### Set exercise
Copy each line of the material below that includes the string "MAUは金接点の場合です".

(Some records)
═══
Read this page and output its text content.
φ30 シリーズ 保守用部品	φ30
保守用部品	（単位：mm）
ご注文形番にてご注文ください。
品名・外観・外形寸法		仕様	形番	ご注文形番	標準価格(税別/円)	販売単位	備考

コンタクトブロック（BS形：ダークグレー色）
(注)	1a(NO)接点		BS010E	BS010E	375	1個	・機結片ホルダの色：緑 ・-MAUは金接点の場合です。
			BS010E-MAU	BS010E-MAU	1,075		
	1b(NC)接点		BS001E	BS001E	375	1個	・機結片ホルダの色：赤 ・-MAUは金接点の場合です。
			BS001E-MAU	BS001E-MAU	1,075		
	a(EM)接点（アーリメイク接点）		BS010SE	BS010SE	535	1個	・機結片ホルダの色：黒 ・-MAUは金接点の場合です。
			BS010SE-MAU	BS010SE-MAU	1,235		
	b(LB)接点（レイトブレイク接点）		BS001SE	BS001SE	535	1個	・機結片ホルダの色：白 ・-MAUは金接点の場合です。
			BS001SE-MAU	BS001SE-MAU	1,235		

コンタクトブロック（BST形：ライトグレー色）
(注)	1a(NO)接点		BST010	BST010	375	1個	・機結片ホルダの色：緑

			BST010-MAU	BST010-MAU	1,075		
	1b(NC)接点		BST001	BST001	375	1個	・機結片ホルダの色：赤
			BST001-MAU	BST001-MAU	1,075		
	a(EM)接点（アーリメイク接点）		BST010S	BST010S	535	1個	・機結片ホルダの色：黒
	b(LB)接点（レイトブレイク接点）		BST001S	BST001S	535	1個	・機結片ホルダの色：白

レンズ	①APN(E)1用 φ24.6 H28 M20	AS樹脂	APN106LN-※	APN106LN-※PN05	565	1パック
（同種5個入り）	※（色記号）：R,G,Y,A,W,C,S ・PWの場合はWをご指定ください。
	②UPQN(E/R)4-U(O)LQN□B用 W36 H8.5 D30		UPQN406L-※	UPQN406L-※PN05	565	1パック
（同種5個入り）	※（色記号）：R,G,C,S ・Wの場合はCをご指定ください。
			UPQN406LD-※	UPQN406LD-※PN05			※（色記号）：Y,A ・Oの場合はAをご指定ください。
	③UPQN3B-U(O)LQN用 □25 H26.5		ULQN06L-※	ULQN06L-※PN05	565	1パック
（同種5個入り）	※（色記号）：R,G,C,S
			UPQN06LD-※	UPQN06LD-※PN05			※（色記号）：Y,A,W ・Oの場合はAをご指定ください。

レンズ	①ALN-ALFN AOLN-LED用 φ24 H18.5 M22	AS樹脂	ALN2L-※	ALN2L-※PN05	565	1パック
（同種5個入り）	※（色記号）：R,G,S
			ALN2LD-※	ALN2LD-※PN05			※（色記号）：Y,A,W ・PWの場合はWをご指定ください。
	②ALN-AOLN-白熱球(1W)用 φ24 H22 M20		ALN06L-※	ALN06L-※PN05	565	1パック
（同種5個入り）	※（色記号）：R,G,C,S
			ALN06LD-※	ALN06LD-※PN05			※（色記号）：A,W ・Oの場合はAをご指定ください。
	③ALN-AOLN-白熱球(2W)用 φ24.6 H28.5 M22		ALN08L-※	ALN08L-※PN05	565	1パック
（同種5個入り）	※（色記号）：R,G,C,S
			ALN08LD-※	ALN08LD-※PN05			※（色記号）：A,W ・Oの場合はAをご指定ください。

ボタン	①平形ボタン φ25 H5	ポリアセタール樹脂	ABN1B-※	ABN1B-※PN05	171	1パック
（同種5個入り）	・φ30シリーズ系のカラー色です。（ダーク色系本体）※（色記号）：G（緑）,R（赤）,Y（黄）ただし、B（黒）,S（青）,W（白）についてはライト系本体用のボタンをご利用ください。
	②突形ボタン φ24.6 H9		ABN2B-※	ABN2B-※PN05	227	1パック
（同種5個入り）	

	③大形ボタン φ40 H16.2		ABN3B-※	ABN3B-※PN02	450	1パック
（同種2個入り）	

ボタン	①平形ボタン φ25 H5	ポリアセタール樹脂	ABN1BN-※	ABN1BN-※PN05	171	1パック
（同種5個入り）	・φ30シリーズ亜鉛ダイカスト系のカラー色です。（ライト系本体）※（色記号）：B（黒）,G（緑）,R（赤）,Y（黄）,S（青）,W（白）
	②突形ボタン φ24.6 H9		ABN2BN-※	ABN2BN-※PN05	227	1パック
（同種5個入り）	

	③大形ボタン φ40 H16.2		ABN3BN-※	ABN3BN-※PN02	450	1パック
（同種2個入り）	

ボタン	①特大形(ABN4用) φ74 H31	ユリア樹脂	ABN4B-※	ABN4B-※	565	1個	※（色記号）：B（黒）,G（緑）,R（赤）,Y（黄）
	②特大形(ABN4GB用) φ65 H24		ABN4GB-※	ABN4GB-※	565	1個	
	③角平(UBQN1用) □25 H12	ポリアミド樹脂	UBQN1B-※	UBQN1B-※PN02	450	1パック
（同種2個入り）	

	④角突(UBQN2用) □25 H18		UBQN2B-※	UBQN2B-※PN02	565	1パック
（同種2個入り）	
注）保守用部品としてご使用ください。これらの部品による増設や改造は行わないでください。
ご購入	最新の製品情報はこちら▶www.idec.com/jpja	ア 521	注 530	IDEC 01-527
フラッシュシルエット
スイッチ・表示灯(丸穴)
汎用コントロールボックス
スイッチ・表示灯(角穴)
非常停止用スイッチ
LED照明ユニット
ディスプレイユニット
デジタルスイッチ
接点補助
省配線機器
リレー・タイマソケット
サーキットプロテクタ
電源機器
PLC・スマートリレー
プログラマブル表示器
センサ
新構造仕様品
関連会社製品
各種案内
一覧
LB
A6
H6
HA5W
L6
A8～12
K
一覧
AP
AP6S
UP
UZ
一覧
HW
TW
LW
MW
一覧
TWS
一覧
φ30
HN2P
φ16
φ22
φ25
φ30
═══
### Response to the exercise
(注)	1a(NO)接点		BS010E	BS010E	375	1個	・機結片ホルダの色：緑 ・-MAUは金接点の場合です。
	1b(NC)接点		BS001E	BS001E	375	1個	・機結片ホルダの色：赤 ・-MAUは金接点の場合です。
	a(EM)接点（アーリメイク接点）		BS010SE	BS010SE	535	1個	・機結片ホルダの色：黒 ・-MAUは金接点の場合です。
	b(LB)接点（レイトブレイク接点）		BS001SE	BS001SE	535	1個	・機結片ホルダの色：白 ・-MAUは金接点の場合です。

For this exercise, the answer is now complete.